> WRITTEN EXERCISE: Search the listing for the string "WHILE" and copy every line that contains it.

Recorded data
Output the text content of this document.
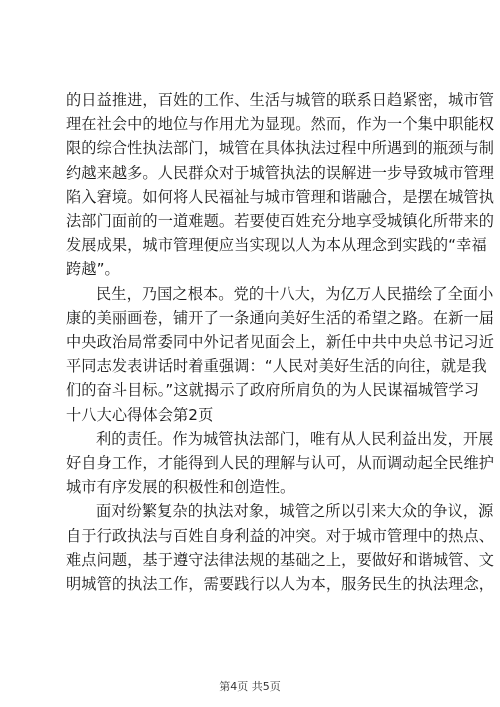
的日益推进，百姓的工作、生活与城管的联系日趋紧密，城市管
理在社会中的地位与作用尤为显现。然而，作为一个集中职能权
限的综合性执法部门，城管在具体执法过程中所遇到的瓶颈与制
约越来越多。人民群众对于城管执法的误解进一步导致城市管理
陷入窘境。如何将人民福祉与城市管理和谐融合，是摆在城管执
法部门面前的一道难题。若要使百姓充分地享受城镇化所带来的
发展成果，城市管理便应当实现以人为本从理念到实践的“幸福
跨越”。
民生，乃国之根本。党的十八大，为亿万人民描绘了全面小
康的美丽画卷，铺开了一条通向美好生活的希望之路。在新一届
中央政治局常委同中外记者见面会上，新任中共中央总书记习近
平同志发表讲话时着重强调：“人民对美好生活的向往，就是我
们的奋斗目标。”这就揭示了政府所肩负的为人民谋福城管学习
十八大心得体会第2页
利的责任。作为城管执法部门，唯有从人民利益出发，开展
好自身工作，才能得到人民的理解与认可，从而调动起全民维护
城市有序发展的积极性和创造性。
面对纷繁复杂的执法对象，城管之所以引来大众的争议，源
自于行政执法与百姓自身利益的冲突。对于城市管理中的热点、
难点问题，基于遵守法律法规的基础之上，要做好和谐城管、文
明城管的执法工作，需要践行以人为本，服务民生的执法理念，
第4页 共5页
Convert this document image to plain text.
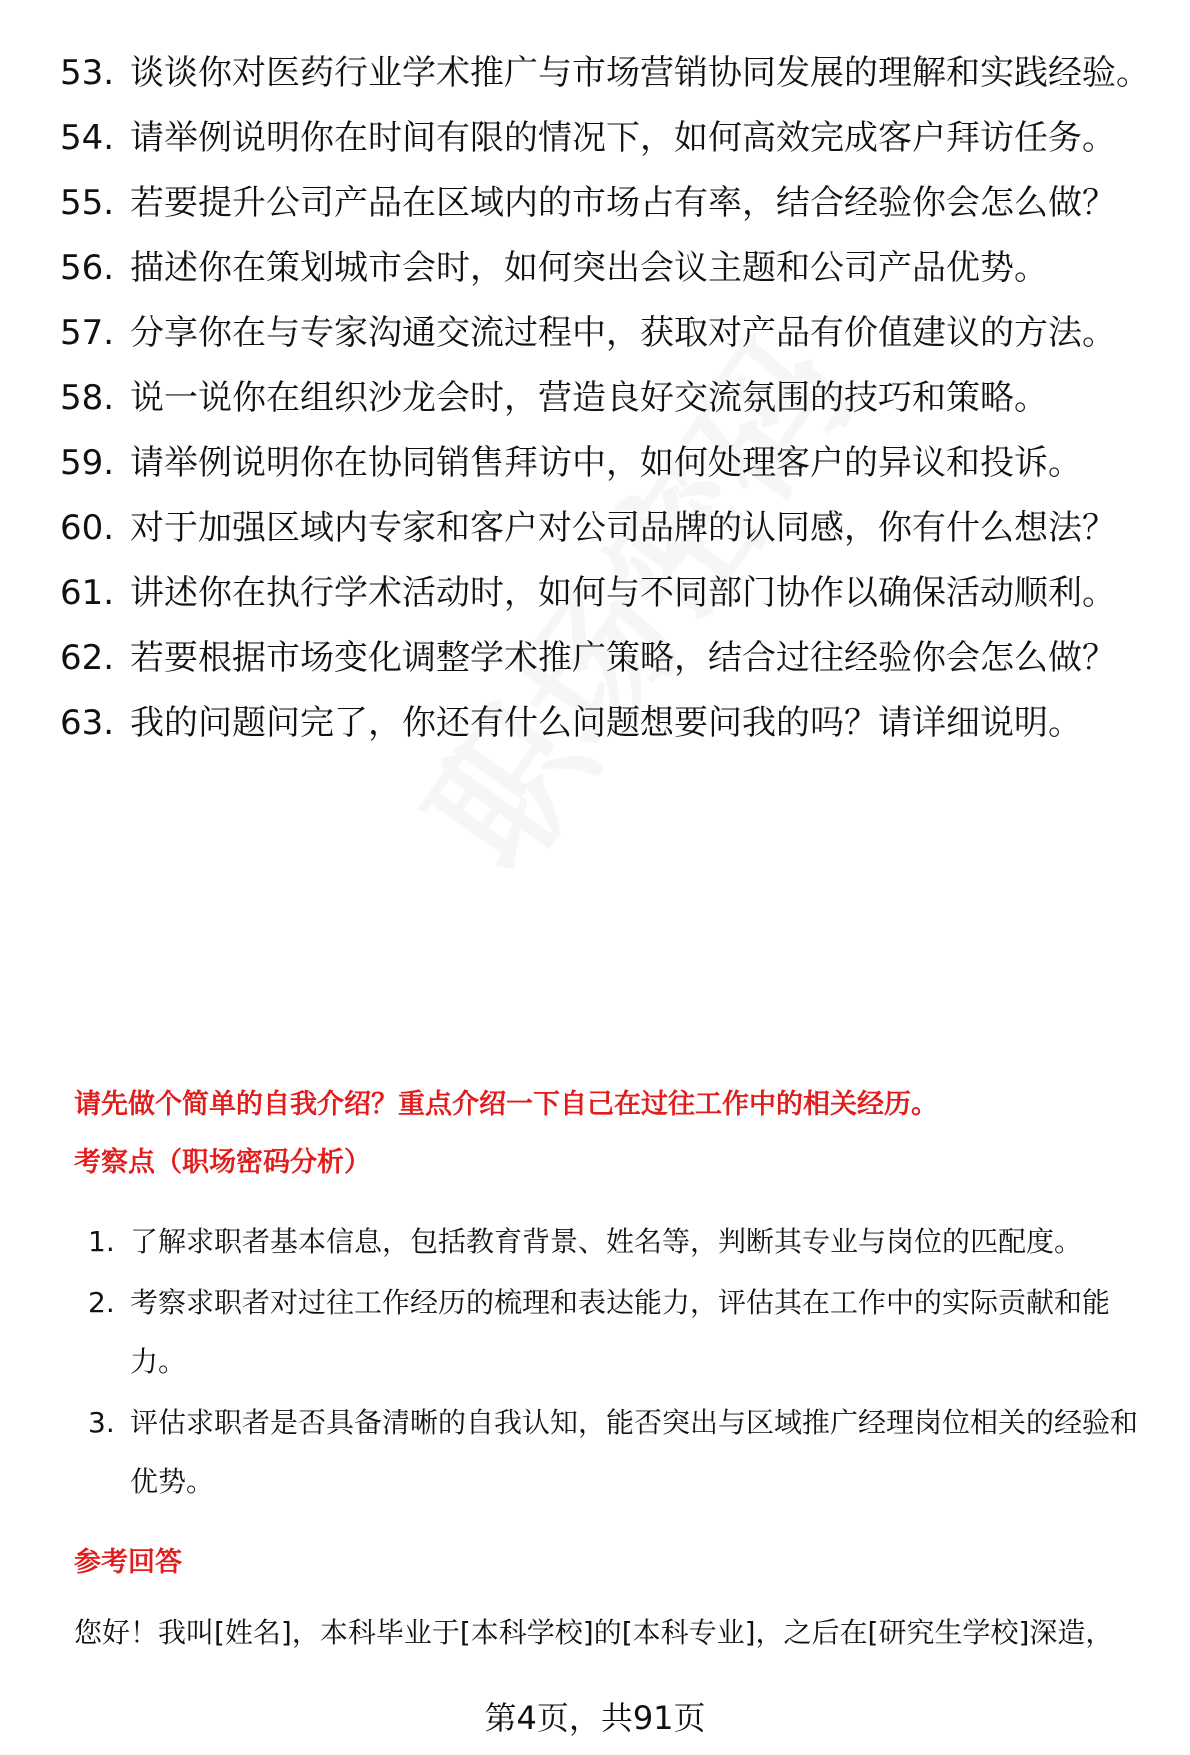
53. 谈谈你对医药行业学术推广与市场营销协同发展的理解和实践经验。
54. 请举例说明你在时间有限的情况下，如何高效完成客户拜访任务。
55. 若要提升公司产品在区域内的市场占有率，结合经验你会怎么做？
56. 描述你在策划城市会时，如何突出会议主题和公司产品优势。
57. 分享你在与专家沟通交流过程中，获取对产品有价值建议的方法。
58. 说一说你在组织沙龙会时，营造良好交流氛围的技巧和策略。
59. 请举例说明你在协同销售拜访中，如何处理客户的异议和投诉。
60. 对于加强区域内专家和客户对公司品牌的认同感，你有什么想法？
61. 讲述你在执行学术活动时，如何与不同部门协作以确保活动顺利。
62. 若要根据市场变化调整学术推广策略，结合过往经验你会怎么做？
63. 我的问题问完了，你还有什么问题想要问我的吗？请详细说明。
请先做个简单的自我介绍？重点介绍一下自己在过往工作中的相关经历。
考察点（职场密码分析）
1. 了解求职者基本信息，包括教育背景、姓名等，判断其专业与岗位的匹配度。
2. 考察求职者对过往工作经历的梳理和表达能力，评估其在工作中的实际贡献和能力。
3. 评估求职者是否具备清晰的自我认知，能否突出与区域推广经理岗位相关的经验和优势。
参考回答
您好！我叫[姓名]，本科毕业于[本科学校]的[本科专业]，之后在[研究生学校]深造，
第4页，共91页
* * *
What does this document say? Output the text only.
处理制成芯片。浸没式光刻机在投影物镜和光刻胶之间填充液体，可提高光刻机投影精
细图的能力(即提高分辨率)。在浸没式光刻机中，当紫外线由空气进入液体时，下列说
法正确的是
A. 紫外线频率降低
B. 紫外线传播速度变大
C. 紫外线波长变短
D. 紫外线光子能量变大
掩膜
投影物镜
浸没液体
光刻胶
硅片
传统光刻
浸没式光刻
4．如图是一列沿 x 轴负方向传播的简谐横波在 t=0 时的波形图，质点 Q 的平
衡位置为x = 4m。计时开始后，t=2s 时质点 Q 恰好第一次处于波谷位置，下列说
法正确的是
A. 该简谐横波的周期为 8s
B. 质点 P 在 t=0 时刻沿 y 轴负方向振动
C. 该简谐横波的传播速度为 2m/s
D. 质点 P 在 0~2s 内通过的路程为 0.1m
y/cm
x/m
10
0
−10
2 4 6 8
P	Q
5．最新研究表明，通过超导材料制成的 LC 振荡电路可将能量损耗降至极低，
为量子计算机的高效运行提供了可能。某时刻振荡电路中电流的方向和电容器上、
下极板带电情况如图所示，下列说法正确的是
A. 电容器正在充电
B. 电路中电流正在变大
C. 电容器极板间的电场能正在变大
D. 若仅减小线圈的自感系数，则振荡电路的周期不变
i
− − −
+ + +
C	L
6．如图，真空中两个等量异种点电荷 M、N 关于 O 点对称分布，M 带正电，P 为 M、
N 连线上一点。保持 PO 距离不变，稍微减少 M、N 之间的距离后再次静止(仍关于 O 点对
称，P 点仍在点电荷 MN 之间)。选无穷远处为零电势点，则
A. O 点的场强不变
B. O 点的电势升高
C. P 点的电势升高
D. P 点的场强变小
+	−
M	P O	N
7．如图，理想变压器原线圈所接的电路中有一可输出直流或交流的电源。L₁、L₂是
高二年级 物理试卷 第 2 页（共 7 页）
==
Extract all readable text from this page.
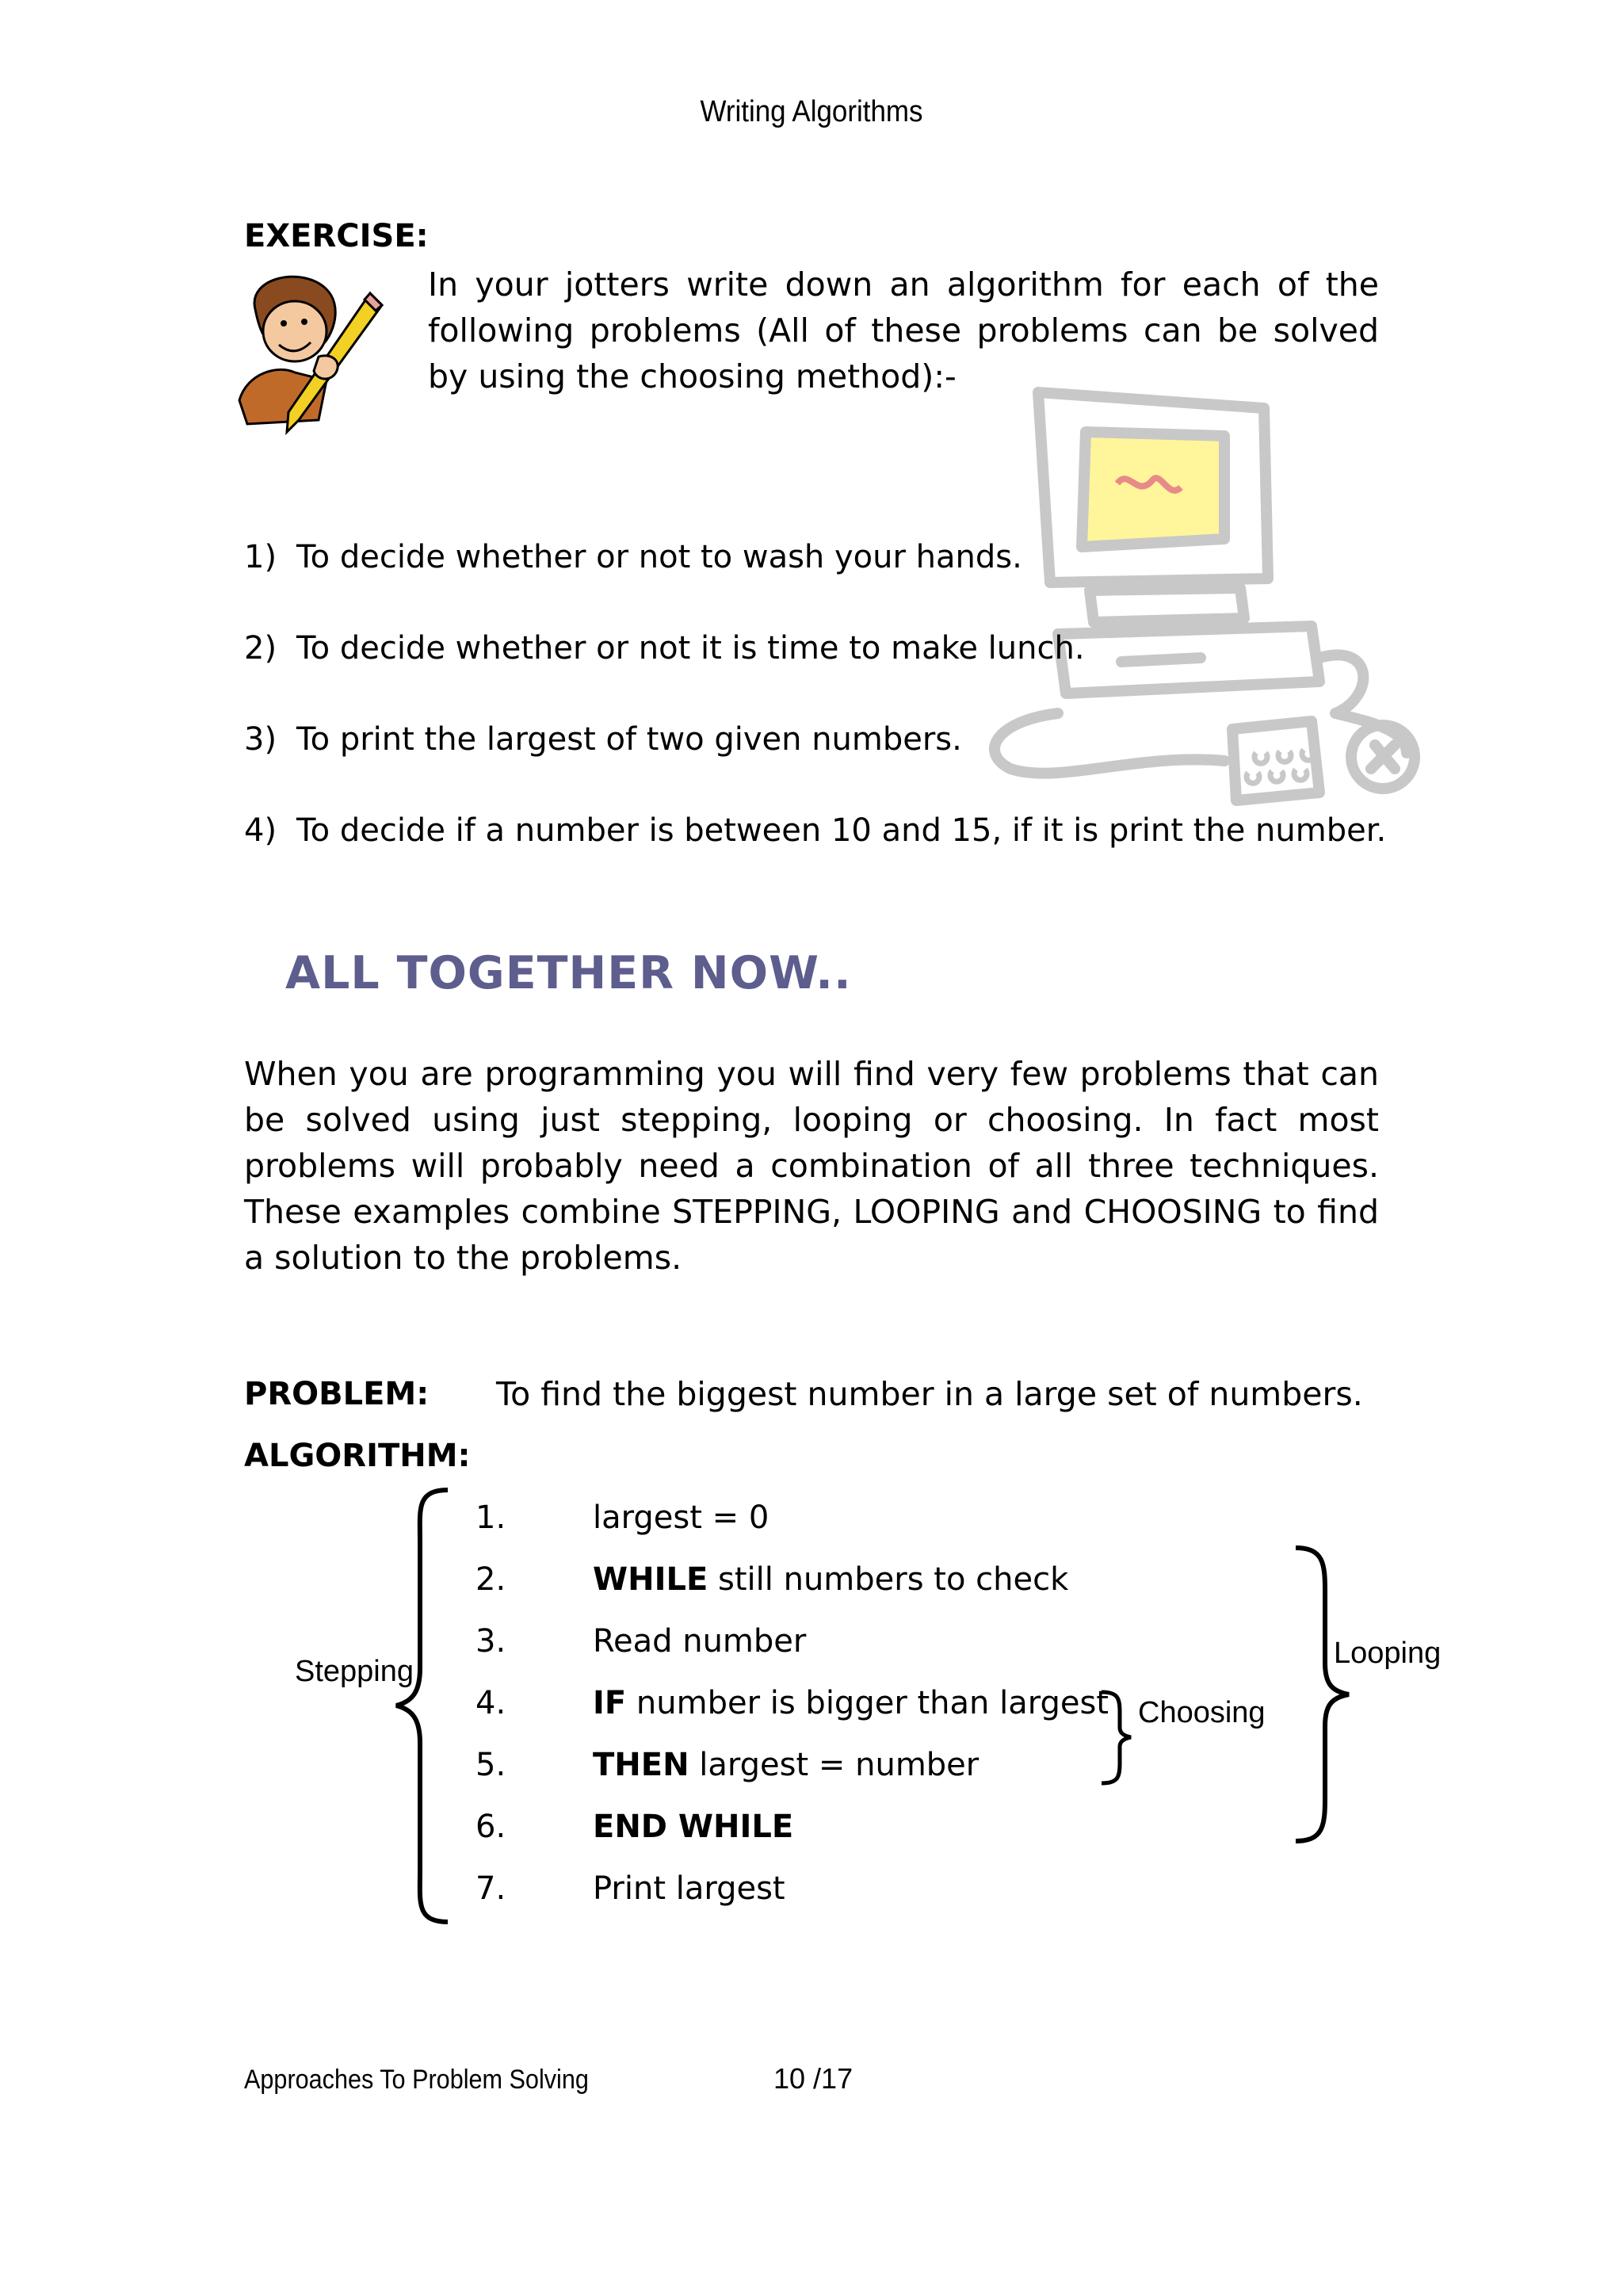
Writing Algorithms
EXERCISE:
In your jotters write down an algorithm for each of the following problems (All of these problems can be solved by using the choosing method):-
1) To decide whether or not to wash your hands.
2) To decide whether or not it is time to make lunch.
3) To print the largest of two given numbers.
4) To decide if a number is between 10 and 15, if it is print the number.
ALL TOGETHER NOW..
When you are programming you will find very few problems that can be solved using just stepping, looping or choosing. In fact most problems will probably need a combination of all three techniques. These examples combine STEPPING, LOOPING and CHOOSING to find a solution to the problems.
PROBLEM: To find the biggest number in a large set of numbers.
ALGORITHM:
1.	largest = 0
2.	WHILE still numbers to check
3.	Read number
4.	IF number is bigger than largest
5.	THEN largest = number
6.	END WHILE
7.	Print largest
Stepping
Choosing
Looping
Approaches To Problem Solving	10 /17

> RESULT FOR THIS EXERCISE:
2.	WHILE still numbers to check
6.	END WHILE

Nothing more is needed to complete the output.